Please copy out the rows below word for word, starting with the line containing "suggestion-slot-2[interactable] xyxy=(188,542,375,621)" and ending with the line containing "key-o[interactable]: O xyxy=(455,641,501,708)", both included.

Collected data
-------------------------

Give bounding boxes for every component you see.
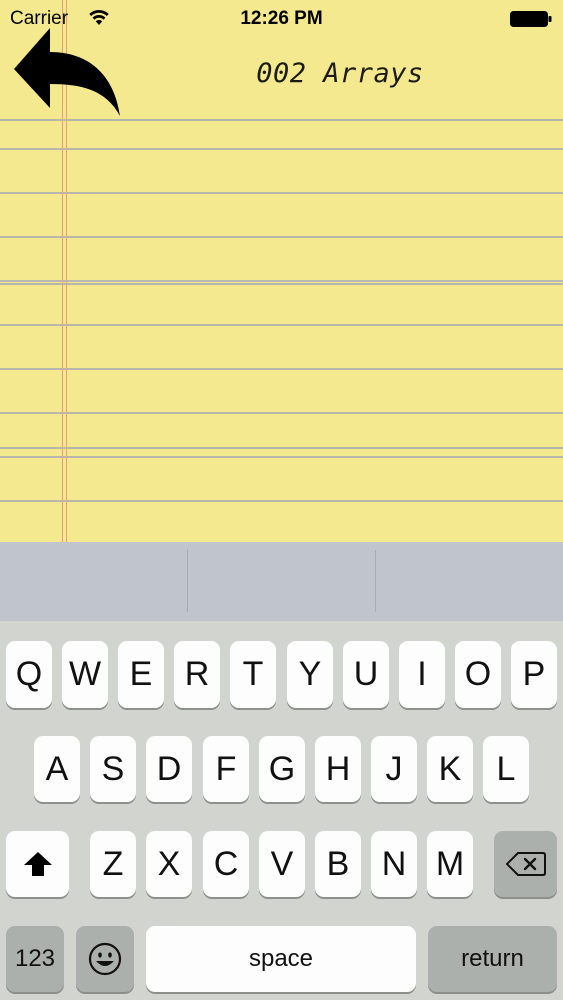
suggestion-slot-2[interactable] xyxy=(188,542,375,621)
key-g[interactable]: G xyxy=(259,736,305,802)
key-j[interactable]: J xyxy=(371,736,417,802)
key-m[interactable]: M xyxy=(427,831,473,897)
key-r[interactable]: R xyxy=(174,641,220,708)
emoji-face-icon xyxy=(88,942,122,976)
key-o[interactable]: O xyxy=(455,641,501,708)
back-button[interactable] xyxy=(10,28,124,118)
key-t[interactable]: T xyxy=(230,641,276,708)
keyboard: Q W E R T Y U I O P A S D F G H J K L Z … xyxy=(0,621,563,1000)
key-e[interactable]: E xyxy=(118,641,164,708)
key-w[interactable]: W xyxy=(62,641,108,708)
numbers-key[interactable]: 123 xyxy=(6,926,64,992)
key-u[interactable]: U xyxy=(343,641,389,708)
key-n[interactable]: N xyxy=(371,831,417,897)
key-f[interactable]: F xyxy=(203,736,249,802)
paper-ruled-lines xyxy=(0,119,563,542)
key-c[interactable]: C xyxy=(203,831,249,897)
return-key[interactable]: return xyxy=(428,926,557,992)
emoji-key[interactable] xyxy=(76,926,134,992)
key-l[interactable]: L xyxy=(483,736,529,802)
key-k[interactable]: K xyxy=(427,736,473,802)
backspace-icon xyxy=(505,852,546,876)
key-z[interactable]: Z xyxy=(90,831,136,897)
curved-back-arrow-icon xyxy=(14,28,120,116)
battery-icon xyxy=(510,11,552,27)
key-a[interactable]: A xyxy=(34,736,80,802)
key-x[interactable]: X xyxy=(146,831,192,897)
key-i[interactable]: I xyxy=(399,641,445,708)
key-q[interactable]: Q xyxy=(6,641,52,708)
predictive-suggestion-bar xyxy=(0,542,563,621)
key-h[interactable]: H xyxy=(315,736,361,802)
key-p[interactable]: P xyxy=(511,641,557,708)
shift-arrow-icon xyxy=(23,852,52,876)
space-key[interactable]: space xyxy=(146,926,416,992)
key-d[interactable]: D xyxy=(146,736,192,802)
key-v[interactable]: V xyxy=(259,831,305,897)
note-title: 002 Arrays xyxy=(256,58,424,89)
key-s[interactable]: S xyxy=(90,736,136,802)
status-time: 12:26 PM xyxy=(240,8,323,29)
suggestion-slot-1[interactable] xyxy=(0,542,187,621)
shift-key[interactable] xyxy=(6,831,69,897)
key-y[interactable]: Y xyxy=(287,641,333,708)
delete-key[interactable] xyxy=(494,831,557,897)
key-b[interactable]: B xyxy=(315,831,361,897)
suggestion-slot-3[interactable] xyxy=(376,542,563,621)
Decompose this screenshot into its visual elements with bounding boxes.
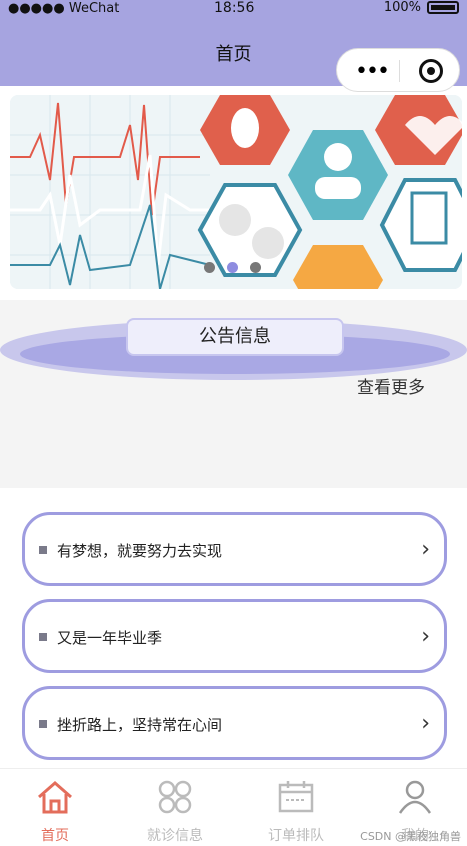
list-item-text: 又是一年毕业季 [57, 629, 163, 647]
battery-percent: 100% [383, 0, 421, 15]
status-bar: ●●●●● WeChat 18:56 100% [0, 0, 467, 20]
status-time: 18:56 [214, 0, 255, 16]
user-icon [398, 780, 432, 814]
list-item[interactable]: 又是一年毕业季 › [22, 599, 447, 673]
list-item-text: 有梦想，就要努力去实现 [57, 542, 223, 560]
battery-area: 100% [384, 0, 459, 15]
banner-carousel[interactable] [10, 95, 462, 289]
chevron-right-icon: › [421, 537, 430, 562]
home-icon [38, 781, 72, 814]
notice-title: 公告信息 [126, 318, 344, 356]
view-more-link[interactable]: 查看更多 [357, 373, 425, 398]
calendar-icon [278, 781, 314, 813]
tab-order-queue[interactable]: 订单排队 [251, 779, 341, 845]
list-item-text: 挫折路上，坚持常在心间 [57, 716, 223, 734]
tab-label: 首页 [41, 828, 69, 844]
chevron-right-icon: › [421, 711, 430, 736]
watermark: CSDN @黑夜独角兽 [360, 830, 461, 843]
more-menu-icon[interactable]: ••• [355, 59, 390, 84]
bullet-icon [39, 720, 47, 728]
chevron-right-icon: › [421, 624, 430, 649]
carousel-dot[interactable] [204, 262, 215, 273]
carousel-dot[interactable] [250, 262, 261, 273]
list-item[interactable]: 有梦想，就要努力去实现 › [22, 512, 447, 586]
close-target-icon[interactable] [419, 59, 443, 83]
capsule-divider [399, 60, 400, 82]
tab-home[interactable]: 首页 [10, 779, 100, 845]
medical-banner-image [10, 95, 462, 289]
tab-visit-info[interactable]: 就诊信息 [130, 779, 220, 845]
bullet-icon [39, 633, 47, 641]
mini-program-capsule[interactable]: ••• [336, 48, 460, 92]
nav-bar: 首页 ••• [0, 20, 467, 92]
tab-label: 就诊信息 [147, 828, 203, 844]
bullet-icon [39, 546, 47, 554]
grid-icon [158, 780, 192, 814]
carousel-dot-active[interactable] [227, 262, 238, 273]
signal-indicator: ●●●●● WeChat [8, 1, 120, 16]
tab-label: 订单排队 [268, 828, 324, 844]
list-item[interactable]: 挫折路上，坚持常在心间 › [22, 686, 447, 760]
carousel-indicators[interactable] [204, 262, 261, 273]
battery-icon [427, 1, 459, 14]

-------------------------

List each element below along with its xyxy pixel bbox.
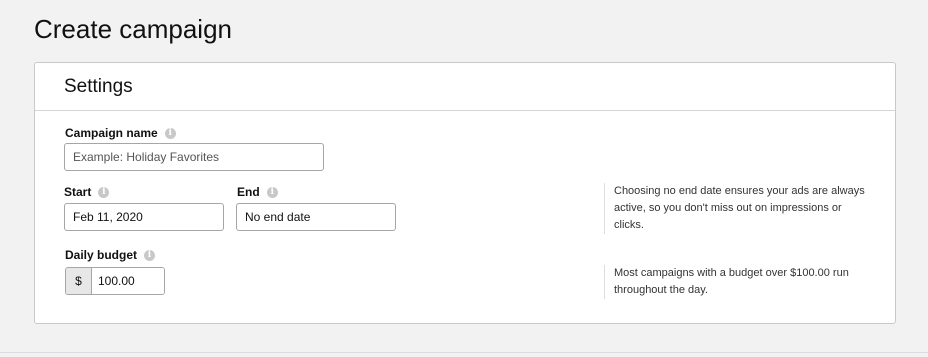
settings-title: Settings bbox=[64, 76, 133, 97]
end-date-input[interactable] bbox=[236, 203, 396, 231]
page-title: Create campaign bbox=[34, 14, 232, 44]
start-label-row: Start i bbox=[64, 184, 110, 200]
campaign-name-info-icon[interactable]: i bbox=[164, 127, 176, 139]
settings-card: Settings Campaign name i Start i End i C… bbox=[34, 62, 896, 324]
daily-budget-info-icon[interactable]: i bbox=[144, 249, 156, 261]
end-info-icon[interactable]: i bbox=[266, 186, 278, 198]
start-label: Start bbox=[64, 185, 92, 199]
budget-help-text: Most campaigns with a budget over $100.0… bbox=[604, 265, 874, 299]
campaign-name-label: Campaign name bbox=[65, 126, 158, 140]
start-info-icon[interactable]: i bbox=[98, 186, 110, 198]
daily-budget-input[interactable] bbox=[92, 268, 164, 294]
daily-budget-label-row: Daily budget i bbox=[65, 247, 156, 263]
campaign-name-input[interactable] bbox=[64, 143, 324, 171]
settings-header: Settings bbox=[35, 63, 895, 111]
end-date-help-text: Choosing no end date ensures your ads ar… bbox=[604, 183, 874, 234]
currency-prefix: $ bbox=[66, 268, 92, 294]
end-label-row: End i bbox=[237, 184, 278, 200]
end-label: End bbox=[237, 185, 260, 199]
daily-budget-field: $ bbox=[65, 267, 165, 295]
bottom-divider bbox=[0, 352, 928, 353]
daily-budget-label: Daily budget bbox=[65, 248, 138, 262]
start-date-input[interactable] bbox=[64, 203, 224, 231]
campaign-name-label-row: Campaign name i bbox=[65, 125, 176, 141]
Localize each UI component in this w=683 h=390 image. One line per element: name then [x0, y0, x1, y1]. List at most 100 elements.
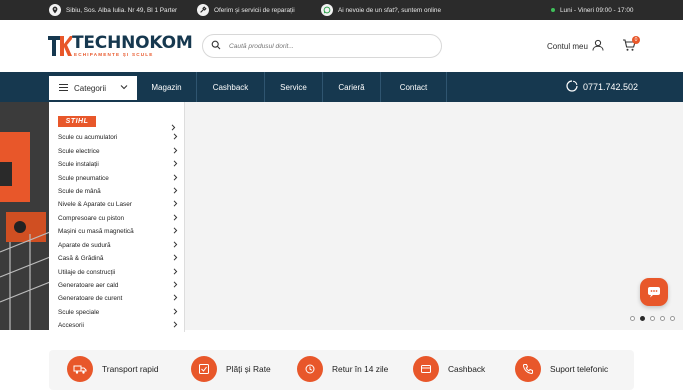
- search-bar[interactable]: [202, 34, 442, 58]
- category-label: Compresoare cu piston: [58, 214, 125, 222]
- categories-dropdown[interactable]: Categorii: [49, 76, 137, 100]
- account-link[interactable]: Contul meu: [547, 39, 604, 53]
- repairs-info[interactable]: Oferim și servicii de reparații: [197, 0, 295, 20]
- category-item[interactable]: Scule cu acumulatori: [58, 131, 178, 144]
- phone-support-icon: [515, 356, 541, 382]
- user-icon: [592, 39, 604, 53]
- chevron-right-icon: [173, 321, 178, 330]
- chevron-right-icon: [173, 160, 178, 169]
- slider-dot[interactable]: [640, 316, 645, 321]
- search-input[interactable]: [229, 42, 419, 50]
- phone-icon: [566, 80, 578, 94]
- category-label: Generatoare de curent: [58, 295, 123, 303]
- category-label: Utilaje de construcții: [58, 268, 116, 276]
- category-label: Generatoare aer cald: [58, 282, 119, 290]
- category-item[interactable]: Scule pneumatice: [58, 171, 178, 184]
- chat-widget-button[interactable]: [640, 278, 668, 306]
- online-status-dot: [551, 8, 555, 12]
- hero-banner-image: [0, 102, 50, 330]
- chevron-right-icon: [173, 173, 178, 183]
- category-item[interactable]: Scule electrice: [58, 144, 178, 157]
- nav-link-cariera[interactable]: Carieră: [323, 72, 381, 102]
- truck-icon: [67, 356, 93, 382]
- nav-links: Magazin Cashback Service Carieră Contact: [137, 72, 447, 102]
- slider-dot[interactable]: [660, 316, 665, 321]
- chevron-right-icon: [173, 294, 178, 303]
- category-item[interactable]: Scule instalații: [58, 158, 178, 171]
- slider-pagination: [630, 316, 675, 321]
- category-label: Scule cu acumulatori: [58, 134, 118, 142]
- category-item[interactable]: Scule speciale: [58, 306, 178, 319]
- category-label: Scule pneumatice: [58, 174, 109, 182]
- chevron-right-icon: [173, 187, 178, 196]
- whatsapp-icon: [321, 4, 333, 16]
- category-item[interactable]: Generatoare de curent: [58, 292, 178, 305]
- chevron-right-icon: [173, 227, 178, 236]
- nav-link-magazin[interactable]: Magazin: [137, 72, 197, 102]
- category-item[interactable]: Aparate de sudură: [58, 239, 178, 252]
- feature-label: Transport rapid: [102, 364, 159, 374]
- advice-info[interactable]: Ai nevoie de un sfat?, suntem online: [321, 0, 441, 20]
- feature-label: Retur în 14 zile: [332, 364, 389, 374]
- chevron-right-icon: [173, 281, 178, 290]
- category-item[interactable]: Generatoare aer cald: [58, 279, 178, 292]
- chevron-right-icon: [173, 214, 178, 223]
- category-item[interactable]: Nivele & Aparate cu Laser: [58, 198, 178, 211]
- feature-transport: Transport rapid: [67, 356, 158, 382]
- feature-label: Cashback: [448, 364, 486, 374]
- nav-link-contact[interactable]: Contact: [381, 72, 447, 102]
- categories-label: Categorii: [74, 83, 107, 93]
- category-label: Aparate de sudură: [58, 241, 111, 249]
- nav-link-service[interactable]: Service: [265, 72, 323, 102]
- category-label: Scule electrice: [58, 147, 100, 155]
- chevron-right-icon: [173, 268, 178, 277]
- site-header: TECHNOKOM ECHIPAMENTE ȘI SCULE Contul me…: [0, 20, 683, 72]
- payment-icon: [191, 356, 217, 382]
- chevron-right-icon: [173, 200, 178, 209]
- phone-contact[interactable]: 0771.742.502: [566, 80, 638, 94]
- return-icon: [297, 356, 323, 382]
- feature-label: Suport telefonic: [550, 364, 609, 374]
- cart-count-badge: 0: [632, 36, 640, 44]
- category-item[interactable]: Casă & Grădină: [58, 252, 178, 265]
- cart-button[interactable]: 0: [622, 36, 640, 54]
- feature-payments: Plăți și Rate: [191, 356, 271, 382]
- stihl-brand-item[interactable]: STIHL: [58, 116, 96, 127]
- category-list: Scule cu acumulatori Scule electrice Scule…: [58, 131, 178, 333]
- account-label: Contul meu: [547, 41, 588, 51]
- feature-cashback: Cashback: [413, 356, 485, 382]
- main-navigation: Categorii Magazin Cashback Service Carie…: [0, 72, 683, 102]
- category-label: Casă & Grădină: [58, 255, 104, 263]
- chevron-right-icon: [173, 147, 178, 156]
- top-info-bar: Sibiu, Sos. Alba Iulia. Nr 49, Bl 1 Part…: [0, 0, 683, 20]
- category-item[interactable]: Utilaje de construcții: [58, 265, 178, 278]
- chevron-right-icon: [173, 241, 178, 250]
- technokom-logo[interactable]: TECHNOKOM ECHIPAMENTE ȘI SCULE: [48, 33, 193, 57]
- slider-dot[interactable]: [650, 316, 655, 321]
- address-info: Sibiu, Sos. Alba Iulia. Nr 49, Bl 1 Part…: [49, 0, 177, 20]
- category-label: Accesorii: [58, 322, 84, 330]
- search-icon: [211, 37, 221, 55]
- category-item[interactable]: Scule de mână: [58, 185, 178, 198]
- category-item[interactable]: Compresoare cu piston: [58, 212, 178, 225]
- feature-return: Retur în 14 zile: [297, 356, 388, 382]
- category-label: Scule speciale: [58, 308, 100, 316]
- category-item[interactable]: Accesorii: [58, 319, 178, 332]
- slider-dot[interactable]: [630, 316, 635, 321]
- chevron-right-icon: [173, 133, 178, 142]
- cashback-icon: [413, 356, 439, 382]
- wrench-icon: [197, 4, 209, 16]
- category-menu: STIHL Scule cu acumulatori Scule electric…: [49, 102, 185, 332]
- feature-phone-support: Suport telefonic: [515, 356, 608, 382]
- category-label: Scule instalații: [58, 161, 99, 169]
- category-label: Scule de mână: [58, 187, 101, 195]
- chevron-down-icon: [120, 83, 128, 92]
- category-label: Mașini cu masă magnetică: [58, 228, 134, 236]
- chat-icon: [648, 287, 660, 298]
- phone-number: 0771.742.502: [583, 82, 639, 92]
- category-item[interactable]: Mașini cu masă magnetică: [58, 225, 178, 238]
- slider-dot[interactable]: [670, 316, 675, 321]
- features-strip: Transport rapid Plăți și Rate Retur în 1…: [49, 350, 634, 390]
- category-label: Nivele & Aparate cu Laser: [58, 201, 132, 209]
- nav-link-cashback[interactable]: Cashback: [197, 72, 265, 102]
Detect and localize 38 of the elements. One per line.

-------------------------

Result for this task -
suggestion-slot-2[interactable] xyxy=(188,542,375,621)
key-g[interactable]: G xyxy=(259,736,305,802)
key-j[interactable]: J xyxy=(371,736,417,802)
key-m[interactable]: M xyxy=(427,831,473,897)
key-r[interactable]: R xyxy=(174,641,220,708)
emoji-face-icon xyxy=(88,942,122,976)
key-o[interactable]: O xyxy=(455,641,501,708)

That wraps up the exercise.